What you are asked to do:
Collect all the lines that mention the word "exile".

(Data items)

________________________________________

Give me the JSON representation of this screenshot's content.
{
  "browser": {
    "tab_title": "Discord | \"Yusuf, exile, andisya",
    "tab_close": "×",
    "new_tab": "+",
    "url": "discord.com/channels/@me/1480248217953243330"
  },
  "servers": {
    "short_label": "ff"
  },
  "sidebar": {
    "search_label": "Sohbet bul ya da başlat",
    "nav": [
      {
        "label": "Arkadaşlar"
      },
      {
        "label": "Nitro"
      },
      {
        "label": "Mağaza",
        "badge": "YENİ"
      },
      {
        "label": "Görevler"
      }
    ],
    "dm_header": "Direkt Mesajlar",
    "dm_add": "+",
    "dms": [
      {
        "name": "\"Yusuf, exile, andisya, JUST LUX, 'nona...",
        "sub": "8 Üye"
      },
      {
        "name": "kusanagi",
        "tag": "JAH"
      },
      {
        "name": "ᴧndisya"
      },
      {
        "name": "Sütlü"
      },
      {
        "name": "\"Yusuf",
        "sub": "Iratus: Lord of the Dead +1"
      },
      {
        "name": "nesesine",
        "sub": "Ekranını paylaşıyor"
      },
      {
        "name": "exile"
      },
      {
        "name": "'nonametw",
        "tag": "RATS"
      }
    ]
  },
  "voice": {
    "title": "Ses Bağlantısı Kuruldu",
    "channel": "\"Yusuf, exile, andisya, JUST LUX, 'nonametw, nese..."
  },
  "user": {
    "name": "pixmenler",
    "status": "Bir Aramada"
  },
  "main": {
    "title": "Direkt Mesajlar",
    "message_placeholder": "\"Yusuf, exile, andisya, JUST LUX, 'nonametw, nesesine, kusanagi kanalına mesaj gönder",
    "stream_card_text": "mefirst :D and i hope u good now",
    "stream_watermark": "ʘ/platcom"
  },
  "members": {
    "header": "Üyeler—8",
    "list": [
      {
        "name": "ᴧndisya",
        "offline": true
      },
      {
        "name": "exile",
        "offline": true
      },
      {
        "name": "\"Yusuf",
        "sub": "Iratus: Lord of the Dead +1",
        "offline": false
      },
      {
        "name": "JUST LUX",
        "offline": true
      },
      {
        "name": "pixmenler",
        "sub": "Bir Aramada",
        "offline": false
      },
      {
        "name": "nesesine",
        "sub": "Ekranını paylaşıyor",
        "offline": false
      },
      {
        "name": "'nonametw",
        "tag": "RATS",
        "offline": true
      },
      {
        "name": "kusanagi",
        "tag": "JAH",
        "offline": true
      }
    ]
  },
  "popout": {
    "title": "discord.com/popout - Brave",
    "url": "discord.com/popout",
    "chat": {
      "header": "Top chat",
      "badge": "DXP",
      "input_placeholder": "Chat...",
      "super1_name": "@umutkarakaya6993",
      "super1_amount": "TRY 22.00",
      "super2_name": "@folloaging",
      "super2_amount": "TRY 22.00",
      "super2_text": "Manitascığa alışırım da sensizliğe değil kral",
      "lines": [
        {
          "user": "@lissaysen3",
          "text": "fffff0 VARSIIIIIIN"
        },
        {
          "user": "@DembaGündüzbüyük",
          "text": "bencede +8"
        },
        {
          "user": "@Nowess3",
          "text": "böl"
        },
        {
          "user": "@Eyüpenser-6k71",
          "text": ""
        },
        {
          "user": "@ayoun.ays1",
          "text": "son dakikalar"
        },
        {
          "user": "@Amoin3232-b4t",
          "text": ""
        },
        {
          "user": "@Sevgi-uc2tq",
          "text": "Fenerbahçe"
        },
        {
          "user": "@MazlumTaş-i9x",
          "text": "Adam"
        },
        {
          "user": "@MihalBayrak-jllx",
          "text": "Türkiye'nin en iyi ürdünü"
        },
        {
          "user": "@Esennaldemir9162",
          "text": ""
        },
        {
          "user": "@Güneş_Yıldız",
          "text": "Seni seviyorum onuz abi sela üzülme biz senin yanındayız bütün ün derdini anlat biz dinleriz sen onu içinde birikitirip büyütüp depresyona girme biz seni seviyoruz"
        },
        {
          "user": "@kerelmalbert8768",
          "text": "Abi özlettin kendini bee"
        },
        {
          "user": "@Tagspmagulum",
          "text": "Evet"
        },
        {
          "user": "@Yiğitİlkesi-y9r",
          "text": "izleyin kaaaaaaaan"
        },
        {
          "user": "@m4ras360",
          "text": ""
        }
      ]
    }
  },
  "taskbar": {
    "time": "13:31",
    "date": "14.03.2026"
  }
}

________________________________________

Exercise result:
    "tab_title": "Discord | \"Yusuf, exile, andisya",
        "name": "\"Yusuf, exile, andisya, JUST LUX, 'nona...",
        "name": "exile"
    "channel": "\"Yusuf, exile, andisya, JUST LUX, 'nonametw, nese..."
    "message_placeholder": "\"Yusuf, exile, andisya, JUST LUX, 'nonametw, nesesine, kusanagi kanalına mesaj gönder",
        "name": "exile",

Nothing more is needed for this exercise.